■ Instructions for the task: Pull each line containing "home" out of the data and copy it.

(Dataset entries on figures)
########
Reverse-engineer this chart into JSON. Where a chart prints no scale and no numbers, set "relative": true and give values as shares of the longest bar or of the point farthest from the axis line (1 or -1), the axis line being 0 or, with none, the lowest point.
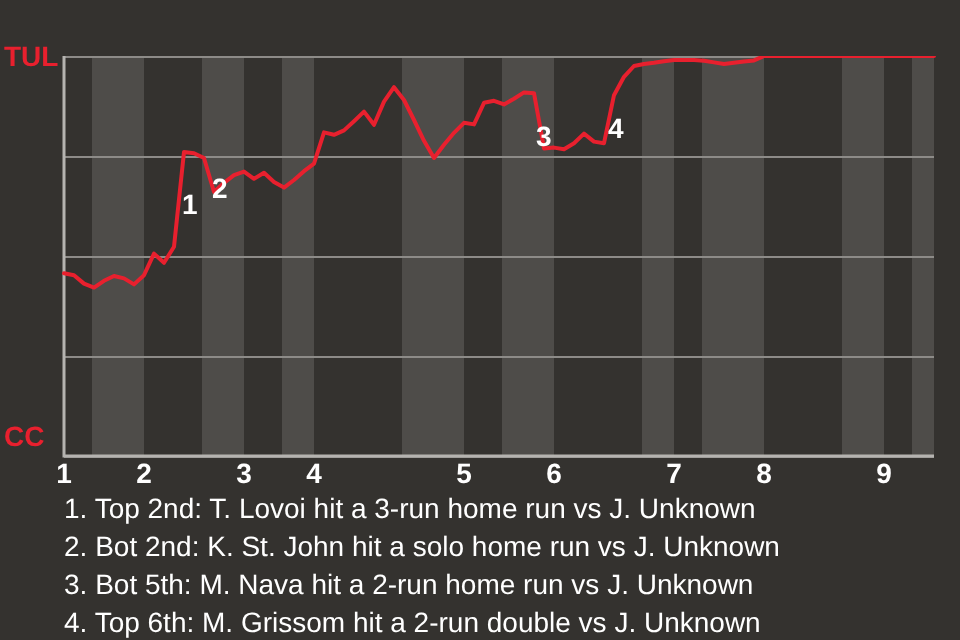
{
  "chart_data": {
    "type": "line",
    "relative": true,
    "categories": [
      "1",
      null,
      null,
      null,
      null,
      null,
      null,
      null,
      "2",
      null,
      null,
      null,
      null,
      null,
      null,
      null,
      null,
      null,
      "3",
      null,
      null,
      null,
      null,
      null,
      null,
      "4",
      null,
      null,
      null,
      null,
      null,
      null,
      null,
      null,
      null,
      null,
      null,
      null,
      null,
      null,
      "5",
      null,
      null,
      null,
      null,
      null,
      null,
      null,
      null,
      "6",
      null,
      null,
      null,
      null,
      null,
      null,
      null,
      null,
      null,
      null,
      null,
      "7",
      null,
      null,
      null,
      null,
      null,
      null,
      null,
      null,
      "8",
      null,
      null,
      null,
      null,
      null,
      null,
      null,
      null,
      null,
      null,
      null,
      "9",
      null,
      null,
      null,
      null,
      null
    ],
    "series": [
      {
        "color": "#e8202e",
        "values": [
          0.457,
          0.452,
          0.431,
          0.421,
          0.438,
          0.45,
          0.444,
          0.429,
          0.452,
          0.506,
          0.483,
          0.523,
          0.76,
          0.757,
          0.745,
          0.66,
          0.683,
          0.702,
          0.711,
          0.693,
          0.708,
          0.685,
          0.671,
          0.69,
          0.712,
          0.731,
          0.809,
          0.803,
          0.814,
          0.837,
          0.861,
          0.828,
          0.886,
          0.922,
          0.89,
          0.84,
          0.788,
          0.745,
          0.778,
          0.808,
          0.833,
          0.829,
          0.883,
          0.888,
          0.879,
          0.893,
          0.909,
          0.907,
          0.769,
          0.771,
          0.767,
          0.782,
          0.806,
          0.786,
          0.782,
          0.902,
          0.948,
          0.975,
          0.98,
          0.983,
          0.987,
          0.99,
          0.99,
          0.99,
          0.988,
          0.984,
          0.98,
          0.983,
          0.986,
          0.989,
          1,
          1,
          1,
          1,
          1,
          1,
          1,
          1,
          1,
          1,
          1,
          1,
          1,
          1,
          1,
          1,
          1,
          1
        ]
      }
    ],
    "grid": "y",
    "legend": false,
    "marker": "none",
    "line_style": "solid",
    "annotations": [
      "1",
      "2",
      "3",
      "4",
      "TUL",
      "CC",
      "1. Top 2nd: T. Lovoi hit a 3-run home run vs J. Unknown",
      "2. Bot 2nd: K. St. John hit a solo home run vs J. Unknown",
      "3. Bot 5th: M. Nava hit a 2-run home run vs J. Unknown",
      "4. Top 6th: M. Grissom hit a 2-run double vs J. Unknown"
    ]
  }
}
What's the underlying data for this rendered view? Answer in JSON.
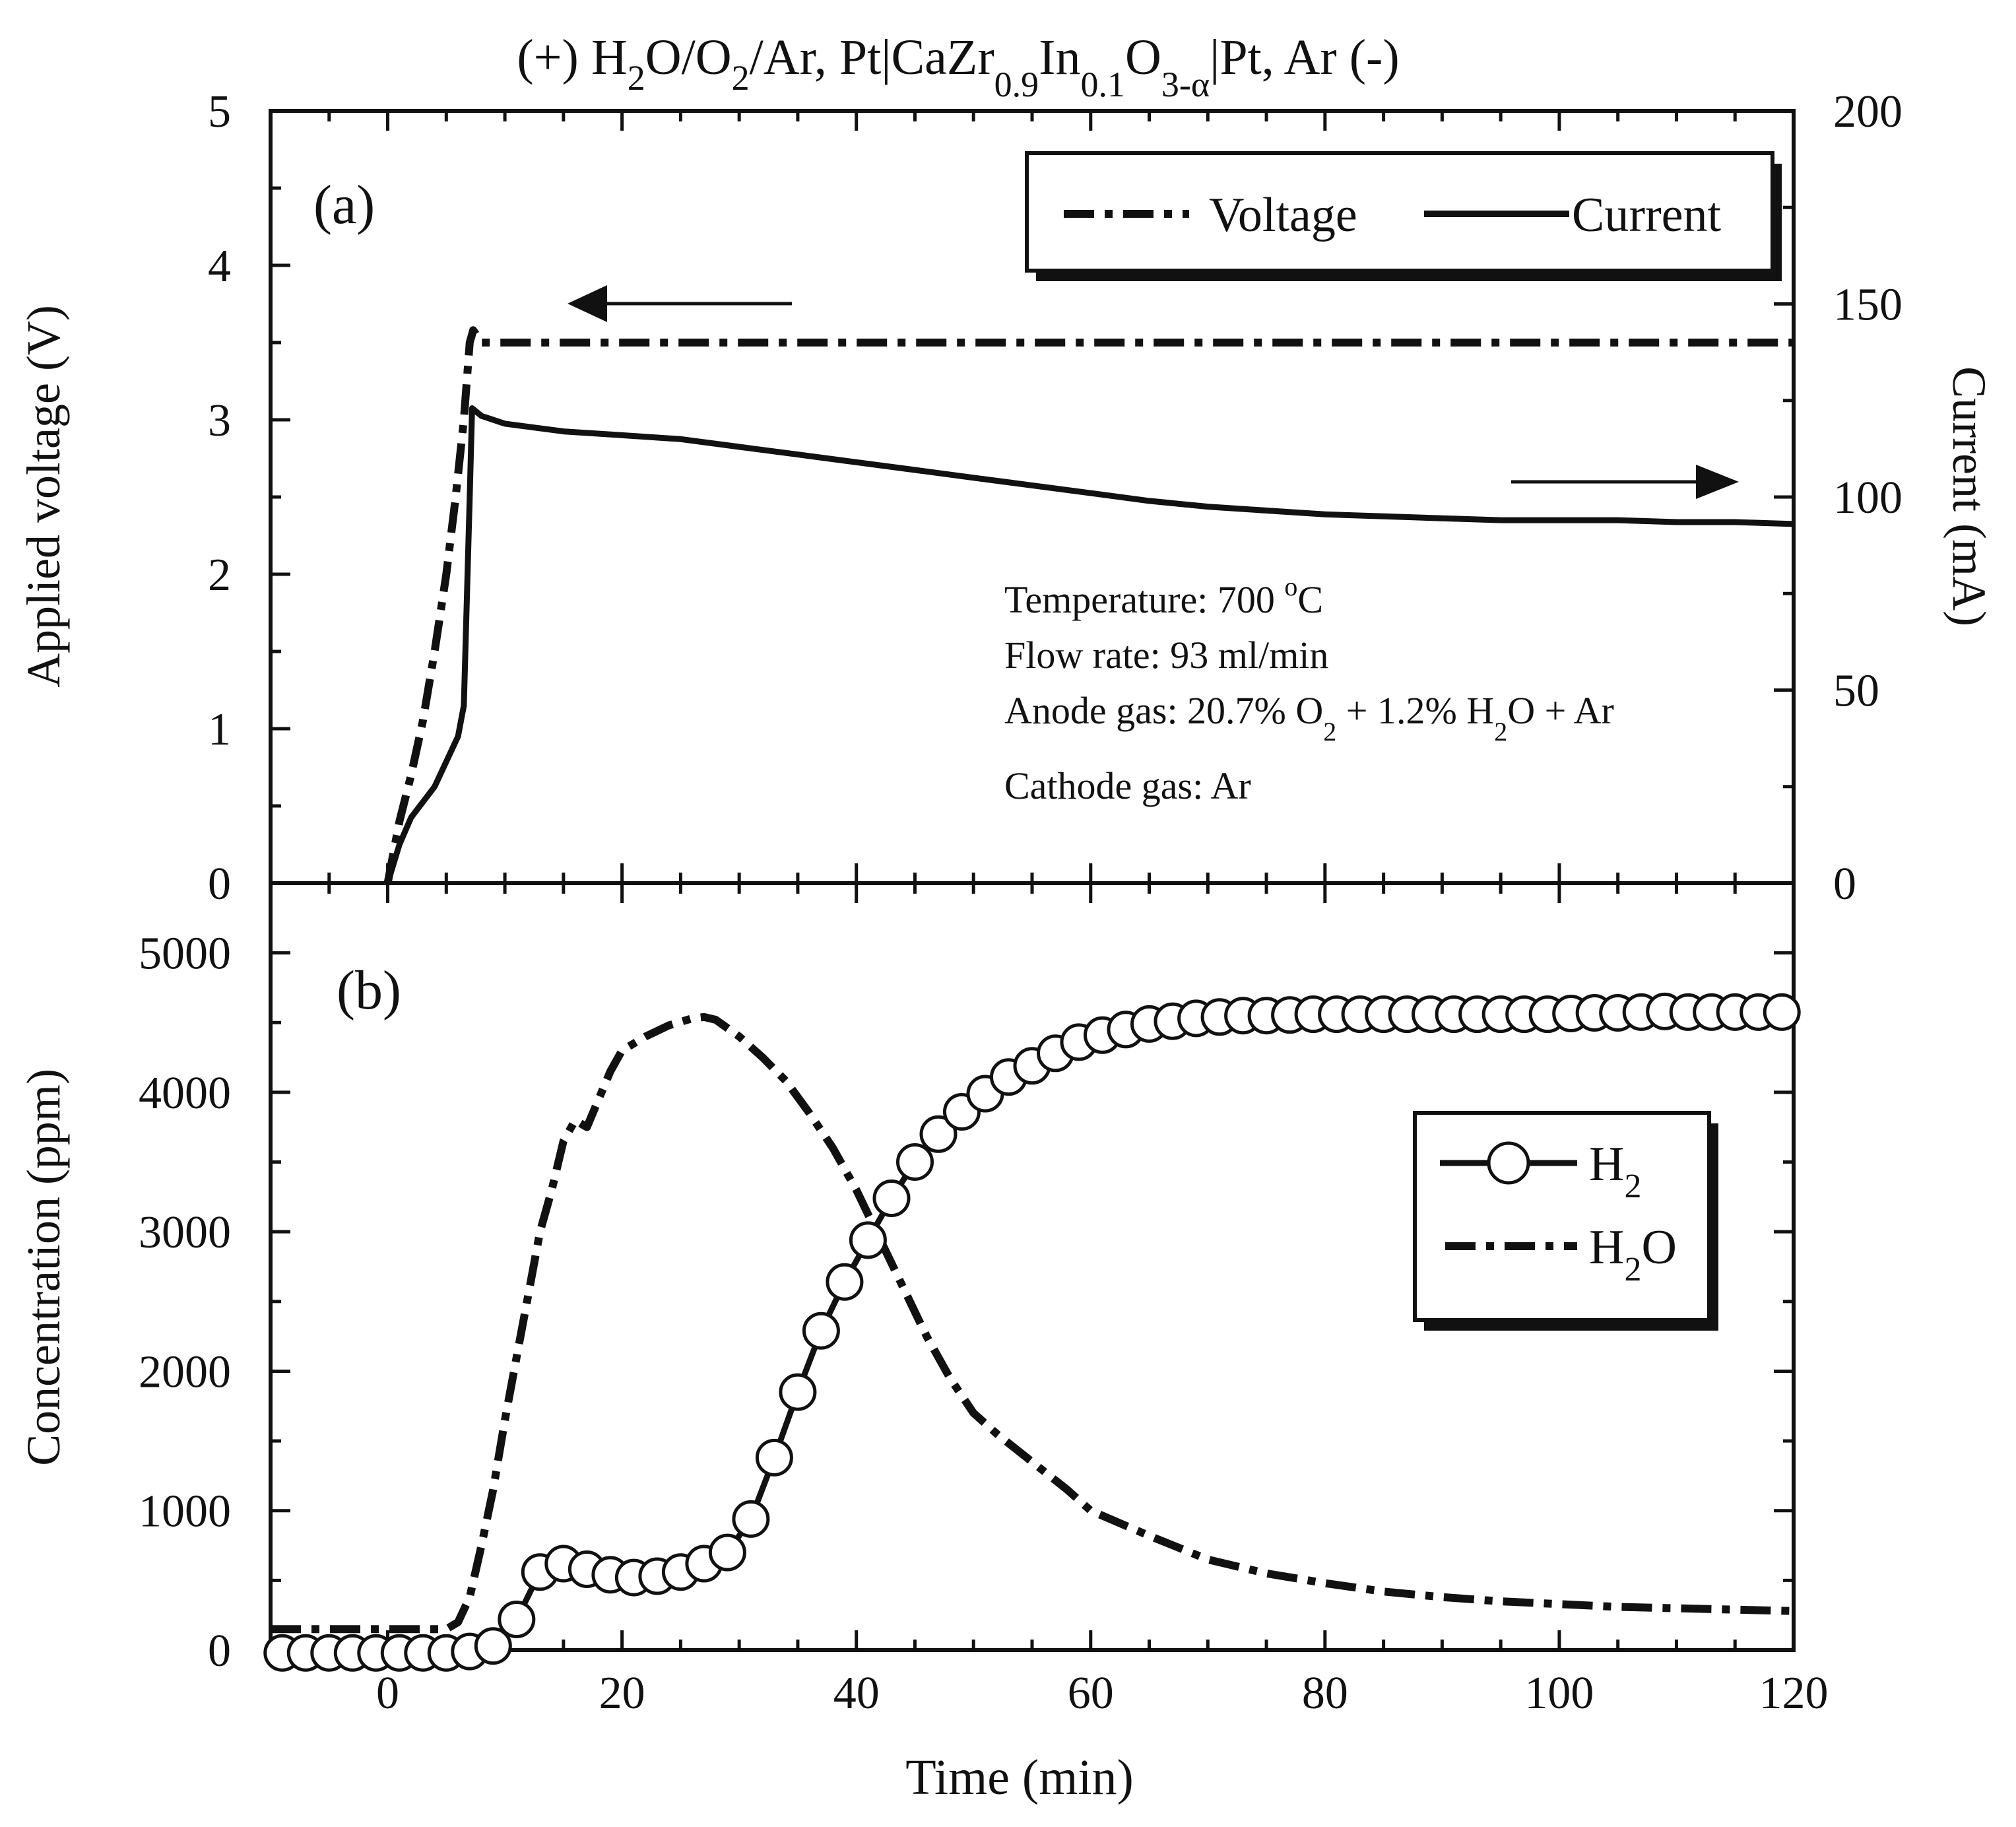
{
  "title": {
    "prefix": "(+) H",
    "sub1": "2",
    "mid1": "O/O",
    "sub2": "2",
    "mid2": "/Ar, Pt|CaZr",
    "sub3": "0.9",
    "mid3": "In",
    "sub4": "0.1",
    "mid4": "O",
    "sub5": "3-α",
    "suffix": "|Pt, Ar (-)"
  },
  "x_axis": {
    "label": "Time (min)",
    "range": [
      -10,
      120
    ],
    "ticks": [
      "0",
      "20",
      "40",
      "60",
      "80",
      "100",
      "120"
    ]
  },
  "panel_a": {
    "label": "(a)",
    "ylabel_left": "Applied voltage (V)",
    "ylabel_right": "Current (mA)",
    "yticks_left": [
      "0",
      "1",
      "2",
      "3",
      "4",
      "5"
    ],
    "yticks_right": [
      "0",
      "50",
      "100",
      "150",
      "200"
    ],
    "legend": {
      "voltage": "Voltage",
      "current": "Current"
    },
    "conditions": {
      "temperature": "Temperature: 700 ",
      "temperature_unit_sup": "o",
      "temperature_unit": "C",
      "flow": "Flow rate: 93 ml/min",
      "anode_a": "Anode gas: 20.7% O",
      "anode_sub1": "2",
      "anode_b": " + 1.2% H",
      "anode_sub2": "2",
      "anode_c": "O + Ar",
      "cathode": "Cathode gas: Ar"
    }
  },
  "panel_b": {
    "label": "(b)",
    "ylabel": "Concentration (ppm)",
    "yticks": [
      "0",
      "1000",
      "2000",
      "3000",
      "4000",
      "5000"
    ],
    "legend": {
      "h2": "H",
      "h2_sub": "2",
      "h2o_a": "H",
      "h2o_sub": "2",
      "h2o_b": "O"
    }
  },
  "chart_data": [
    {
      "type": "line",
      "title": "(+) H2O/O2/Ar, Pt|CaZr0.9In0.1O3-α|Pt, Ar (-)",
      "panel": "(a)",
      "xlabel": "Time (min)",
      "ylabel": "Applied voltage (V)",
      "y2label": "Current (mA)",
      "xlim": [
        -10,
        120
      ],
      "ylim": [
        0,
        5
      ],
      "y2lim": [
        0,
        200
      ],
      "legend_position": "top-right",
      "series": [
        {
          "name": "Voltage",
          "axis": "left",
          "style": "dash-dot",
          "x": [
            0,
            1,
            2,
            3,
            4,
            5,
            5.8,
            6.5,
            7,
            7.3,
            8,
            20,
            40,
            60,
            80,
            100,
            120
          ],
          "y": [
            0,
            0.4,
            0.7,
            1.05,
            1.5,
            2.0,
            2.5,
            3.0,
            3.5,
            3.58,
            3.5,
            3.5,
            3.5,
            3.5,
            3.5,
            3.5,
            3.5
          ]
        },
        {
          "name": "Current",
          "axis": "right",
          "style": "solid",
          "x": [
            0,
            1,
            2,
            4,
            6,
            6.5,
            7,
            7.2,
            8,
            10,
            15,
            20,
            25,
            30,
            35,
            40,
            45,
            50,
            55,
            60,
            65,
            70,
            75,
            80,
            85,
            90,
            95,
            100,
            105,
            110,
            115,
            120
          ],
          "y": [
            0,
            10,
            17,
            25,
            38,
            46,
            100,
            123,
            121,
            119,
            117,
            116,
            115,
            113,
            111,
            109,
            107,
            105,
            103,
            101,
            99,
            97.5,
            96.5,
            95.5,
            95,
            94.5,
            94,
            94,
            94,
            93.5,
            93.5,
            93
          ]
        }
      ]
    },
    {
      "type": "line",
      "panel": "(b)",
      "xlabel": "Time (min)",
      "ylabel": "Concentration (ppm)",
      "xlim": [
        -10,
        120
      ],
      "ylim": [
        0,
        5500
      ],
      "legend_position": "right",
      "series": [
        {
          "name": "H2",
          "style": "solid-open-circle",
          "x": [
            -9,
            -7,
            -5,
            -3,
            -1,
            1,
            3,
            5,
            7,
            9,
            11,
            13,
            15,
            17,
            19,
            21,
            23,
            25,
            27,
            29,
            31,
            33,
            35,
            37,
            39,
            41,
            43,
            45,
            47,
            49,
            51,
            53,
            55,
            57,
            59,
            61,
            63,
            65,
            67,
            69,
            71,
            73,
            75,
            77,
            79,
            81,
            83,
            85,
            87,
            89,
            91,
            93,
            95,
            97,
            99,
            101,
            103,
            105,
            107,
            109,
            111,
            113,
            115,
            117,
            119
          ],
          "y": [
            -20,
            -20,
            -20,
            -20,
            -20,
            -20,
            -20,
            -20,
            -10,
            30,
            220,
            560,
            620,
            580,
            540,
            520,
            530,
            560,
            620,
            700,
            940,
            1380,
            1850,
            2290,
            2640,
            2940,
            3240,
            3500,
            3700,
            3860,
            3990,
            4110,
            4190,
            4280,
            4360,
            4410,
            4450,
            4490,
            4510,
            4530,
            4540,
            4550,
            4550,
            4555,
            4560,
            4560,
            4560,
            4560,
            4560,
            4560,
            4560,
            4560,
            4560,
            4560,
            4560,
            4565,
            4570,
            4570,
            4575,
            4580,
            4575,
            4575,
            4575,
            4575,
            4575
          ]
        },
        {
          "name": "H2O",
          "style": "dash-dot",
          "x": [
            -10,
            -5,
            0,
            4,
            5,
            6,
            7,
            8,
            9,
            10,
            11,
            12,
            13,
            14,
            15,
            16,
            17,
            18,
            19,
            20,
            22,
            24,
            26,
            27,
            28,
            30,
            32,
            34,
            36,
            38,
            40,
            42,
            44,
            46,
            48,
            50,
            52,
            55,
            58,
            60,
            65,
            70,
            75,
            80,
            85,
            90,
            95,
            100,
            105,
            110,
            115,
            120
          ],
          "y": [
            150,
            150,
            150,
            150,
            150,
            200,
            380,
            750,
            1150,
            1650,
            2100,
            2550,
            3000,
            3300,
            3650,
            3800,
            3750,
            3950,
            4150,
            4300,
            4400,
            4480,
            4530,
            4540,
            4520,
            4400,
            4250,
            4080,
            3850,
            3600,
            3300,
            2950,
            2600,
            2250,
            1950,
            1700,
            1550,
            1350,
            1150,
            1000,
            820,
            650,
            550,
            480,
            420,
            380,
            350,
            330,
            310,
            300,
            290,
            280
          ]
        }
      ]
    }
  ]
}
########
■ Correct response:
      "1. Top 2nd: T. Lovoi hit a 3-run home run vs J. Unknown",
      "2. Bot 2nd: K. St. John hit a solo home run vs J. Unknown",
      "3. Bot 5th: M. Nava hit a 2-run home run vs J. Unknown",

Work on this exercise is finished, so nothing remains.